**Fragmento proporcionado**
"""

Si ese padre llega a entrar en prisión por homicidio, será considerado como un héroe y tratado en consecuencia.
Porque ese hombre coincidió con el agresor sexual de su hija discapacitada y le propinó un puñetazo, impacto que hizo caer al agredido y golpearse para después fallecer.
La mayoría de los lectores pensarán que esa agresión fue una acción leve en comparación con la que podía merecer el personaje en cuestión, y pocos serán los que no estén de acuerdo con este padre vengador.
Y en la prisión ocurrirá otro tanto de lo mismo, porque no hay peor delito que el de violación, pederastia o pedofilia; este tipo de reclusos han de ser aislados o mantenidos a salvo en un módulo suave y/o de respeto a fin de protegerlos de posibles agresiones.

"""

**Problema**
¿Puedes prolongar el fragmento sobre el padre que golpeó al agresor sexual de su hija, empezando justo después de su última oración?

**Material mostrado**
"""

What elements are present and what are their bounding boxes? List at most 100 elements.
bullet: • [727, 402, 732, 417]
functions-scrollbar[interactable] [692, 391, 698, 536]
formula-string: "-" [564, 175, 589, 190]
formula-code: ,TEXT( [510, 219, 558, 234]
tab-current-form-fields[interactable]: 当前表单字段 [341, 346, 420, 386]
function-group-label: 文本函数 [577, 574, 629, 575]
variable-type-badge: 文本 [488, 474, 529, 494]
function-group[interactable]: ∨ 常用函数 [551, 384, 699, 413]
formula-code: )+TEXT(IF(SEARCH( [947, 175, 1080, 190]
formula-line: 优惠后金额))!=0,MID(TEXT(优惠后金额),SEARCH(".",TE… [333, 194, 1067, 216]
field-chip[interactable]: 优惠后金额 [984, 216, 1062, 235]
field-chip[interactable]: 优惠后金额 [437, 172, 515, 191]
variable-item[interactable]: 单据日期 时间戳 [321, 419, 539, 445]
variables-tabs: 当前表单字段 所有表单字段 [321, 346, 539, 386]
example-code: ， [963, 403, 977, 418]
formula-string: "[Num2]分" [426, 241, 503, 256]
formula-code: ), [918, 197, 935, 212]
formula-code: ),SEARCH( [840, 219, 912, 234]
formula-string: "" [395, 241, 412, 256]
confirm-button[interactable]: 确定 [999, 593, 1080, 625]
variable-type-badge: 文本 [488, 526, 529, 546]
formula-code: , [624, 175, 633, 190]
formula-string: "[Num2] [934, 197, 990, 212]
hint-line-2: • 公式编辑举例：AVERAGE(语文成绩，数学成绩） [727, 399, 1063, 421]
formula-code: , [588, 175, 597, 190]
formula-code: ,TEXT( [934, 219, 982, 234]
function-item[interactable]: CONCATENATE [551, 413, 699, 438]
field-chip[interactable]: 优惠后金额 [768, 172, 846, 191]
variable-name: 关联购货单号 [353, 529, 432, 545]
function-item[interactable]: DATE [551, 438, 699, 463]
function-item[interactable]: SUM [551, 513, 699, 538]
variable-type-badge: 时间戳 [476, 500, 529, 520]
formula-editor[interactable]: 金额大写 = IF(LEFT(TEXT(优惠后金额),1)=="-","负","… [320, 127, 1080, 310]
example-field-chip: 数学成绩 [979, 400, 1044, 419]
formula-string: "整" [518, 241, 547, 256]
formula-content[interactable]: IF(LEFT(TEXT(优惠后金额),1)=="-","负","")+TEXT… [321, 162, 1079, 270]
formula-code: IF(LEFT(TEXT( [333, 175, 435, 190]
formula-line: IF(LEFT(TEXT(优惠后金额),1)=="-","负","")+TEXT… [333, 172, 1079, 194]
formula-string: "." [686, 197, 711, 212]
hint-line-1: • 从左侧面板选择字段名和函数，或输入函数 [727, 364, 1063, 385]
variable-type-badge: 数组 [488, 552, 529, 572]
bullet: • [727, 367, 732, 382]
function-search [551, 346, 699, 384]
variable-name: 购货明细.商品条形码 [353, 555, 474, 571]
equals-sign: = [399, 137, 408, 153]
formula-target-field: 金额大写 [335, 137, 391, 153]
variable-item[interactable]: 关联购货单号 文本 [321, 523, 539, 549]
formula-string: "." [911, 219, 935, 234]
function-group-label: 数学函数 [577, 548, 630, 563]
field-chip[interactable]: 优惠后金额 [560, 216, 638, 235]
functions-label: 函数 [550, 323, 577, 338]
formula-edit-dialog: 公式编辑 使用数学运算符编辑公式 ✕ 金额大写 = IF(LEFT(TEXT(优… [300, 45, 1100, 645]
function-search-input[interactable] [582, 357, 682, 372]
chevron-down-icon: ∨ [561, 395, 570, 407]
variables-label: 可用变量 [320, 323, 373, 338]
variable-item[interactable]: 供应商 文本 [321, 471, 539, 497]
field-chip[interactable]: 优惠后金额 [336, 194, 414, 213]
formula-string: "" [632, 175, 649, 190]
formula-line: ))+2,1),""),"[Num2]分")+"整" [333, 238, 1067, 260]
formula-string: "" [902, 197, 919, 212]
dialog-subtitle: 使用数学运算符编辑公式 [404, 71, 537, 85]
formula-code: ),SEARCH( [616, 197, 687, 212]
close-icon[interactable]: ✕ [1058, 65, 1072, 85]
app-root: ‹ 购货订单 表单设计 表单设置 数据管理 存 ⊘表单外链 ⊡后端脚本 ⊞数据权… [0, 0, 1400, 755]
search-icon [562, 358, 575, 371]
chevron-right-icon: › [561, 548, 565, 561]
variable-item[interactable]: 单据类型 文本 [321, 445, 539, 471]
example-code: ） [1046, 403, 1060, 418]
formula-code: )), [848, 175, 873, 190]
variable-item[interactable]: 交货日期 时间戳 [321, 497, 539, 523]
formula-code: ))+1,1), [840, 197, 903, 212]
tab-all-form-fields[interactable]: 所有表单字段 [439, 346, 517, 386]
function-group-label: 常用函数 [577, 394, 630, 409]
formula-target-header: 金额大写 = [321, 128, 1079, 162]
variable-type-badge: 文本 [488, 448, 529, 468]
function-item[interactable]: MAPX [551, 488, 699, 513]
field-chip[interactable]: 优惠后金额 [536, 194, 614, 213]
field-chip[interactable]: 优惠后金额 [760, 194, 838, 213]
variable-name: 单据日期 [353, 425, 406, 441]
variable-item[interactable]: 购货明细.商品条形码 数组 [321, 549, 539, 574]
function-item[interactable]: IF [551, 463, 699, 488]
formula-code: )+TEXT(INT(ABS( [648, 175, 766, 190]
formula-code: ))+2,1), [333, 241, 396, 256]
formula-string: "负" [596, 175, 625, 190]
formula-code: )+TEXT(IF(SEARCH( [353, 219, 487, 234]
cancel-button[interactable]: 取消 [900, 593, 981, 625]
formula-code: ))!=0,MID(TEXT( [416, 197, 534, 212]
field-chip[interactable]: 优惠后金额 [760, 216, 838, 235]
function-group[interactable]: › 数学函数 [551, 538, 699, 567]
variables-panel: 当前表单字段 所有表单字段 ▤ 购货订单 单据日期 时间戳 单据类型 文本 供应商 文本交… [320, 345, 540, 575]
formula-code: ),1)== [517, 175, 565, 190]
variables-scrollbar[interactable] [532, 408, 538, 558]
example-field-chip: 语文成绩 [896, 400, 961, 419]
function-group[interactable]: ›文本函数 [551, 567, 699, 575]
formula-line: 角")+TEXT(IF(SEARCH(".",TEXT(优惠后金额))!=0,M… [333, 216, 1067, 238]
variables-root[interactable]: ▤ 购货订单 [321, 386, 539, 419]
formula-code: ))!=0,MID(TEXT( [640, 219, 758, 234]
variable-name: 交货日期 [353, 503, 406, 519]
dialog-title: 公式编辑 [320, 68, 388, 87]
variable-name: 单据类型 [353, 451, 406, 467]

"""

**Resultado del ejercicio**
Y no es la primera noticia que encontramos donde padres o madres vengadores pusieron fin a la vida del agresor de su hijo sin importarles las consecuencias derivadas de ello, como fue el caso de Marianne Bachmeier (en la foto), la mujer alemana que mató durante el juicio al violador y asesino de su hija de 7 años y que fue condenada a 6 años de prisión.
No obstante, este tipo de vengadores siempre serán apoyados por la ciudadanía en general y por los reclusos en particular: muchos tenemos hijos.